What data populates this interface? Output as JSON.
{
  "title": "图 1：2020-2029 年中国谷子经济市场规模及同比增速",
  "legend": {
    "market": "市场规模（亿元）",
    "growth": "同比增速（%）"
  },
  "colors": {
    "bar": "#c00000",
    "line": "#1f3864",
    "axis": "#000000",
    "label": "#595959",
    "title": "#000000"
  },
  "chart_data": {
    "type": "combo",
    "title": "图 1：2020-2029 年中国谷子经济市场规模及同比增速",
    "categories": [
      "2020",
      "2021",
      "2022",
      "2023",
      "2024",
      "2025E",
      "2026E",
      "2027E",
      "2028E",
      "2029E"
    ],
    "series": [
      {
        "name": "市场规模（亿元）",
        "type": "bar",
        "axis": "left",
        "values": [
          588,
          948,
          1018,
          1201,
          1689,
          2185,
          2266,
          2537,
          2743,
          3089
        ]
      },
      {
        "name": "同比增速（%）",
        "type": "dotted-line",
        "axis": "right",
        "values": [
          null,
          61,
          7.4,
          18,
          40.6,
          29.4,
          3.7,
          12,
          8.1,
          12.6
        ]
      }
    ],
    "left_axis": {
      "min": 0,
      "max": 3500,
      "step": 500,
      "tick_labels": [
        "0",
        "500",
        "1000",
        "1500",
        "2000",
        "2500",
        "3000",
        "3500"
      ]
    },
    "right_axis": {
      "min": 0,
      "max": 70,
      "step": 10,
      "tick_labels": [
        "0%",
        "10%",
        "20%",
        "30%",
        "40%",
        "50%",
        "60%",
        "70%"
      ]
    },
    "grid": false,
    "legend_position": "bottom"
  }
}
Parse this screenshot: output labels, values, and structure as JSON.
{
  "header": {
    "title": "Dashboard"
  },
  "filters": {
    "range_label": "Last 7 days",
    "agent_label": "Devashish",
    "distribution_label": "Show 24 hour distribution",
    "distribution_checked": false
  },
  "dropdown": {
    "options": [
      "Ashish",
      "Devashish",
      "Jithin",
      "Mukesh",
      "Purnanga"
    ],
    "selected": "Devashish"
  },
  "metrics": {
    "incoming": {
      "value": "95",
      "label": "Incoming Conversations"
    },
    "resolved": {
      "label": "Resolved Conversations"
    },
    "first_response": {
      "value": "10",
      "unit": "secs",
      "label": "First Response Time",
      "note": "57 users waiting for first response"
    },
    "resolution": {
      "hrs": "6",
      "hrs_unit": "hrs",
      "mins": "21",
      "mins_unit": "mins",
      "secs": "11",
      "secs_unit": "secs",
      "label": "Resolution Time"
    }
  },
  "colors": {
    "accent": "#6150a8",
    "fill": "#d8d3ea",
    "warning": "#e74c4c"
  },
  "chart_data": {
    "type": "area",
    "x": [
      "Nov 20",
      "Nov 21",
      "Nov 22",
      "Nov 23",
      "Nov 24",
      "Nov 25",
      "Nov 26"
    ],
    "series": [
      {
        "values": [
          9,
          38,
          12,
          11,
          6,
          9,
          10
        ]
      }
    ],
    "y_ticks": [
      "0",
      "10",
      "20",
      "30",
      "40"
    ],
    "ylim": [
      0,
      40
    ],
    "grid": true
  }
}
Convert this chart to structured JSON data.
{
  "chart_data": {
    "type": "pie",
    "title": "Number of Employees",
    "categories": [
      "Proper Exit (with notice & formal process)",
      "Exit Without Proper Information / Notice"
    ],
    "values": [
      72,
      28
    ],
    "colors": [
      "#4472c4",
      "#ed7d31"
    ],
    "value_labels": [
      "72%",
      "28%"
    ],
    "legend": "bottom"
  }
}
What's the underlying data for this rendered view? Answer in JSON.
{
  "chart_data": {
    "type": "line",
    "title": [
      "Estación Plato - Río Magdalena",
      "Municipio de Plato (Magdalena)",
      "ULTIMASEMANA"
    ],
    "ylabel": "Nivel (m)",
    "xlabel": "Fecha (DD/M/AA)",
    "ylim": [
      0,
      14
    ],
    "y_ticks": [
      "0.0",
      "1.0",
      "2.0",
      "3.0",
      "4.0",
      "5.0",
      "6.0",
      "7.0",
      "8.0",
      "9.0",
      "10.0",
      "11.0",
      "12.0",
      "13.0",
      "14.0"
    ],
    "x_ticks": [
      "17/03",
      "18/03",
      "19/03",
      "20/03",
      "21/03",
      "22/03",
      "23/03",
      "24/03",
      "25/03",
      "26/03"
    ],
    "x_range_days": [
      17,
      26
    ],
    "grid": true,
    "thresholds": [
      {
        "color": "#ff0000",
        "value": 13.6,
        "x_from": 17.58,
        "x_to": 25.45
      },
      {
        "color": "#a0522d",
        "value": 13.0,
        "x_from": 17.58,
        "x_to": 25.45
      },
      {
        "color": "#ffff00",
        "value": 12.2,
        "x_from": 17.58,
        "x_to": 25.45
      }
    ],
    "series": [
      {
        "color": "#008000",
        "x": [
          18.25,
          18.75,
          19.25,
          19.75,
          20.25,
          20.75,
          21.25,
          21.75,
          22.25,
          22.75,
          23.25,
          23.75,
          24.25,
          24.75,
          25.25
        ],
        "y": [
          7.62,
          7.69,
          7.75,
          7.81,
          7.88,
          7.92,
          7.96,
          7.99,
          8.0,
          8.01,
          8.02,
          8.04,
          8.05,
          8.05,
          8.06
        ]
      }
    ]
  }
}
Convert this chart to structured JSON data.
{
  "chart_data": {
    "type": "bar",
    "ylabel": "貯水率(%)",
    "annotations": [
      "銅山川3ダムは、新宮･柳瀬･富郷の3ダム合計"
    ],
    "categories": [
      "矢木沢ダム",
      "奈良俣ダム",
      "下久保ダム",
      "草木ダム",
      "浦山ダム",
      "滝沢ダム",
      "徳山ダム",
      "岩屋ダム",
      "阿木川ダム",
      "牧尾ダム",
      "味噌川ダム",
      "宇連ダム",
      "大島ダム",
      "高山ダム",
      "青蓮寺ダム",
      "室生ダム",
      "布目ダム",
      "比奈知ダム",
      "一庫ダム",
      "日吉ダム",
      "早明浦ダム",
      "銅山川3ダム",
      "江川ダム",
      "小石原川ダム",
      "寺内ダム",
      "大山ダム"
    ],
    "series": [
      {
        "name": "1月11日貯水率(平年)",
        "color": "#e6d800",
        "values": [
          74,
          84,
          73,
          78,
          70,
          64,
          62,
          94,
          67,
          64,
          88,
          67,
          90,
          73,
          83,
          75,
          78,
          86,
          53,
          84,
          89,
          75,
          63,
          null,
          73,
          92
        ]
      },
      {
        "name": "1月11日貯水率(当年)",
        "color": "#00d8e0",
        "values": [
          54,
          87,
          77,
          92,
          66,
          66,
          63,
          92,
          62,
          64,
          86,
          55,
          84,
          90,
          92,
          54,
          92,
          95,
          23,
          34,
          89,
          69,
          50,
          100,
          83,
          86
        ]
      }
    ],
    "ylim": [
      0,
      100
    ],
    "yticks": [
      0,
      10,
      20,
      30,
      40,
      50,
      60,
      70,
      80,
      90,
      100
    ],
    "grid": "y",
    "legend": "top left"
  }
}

> [AIM OF THE EXERCISE] In the entries above, find the lines containing the word "name" and say how many there are, with no other words.

> [SOLUTION TO THIS TASK] 4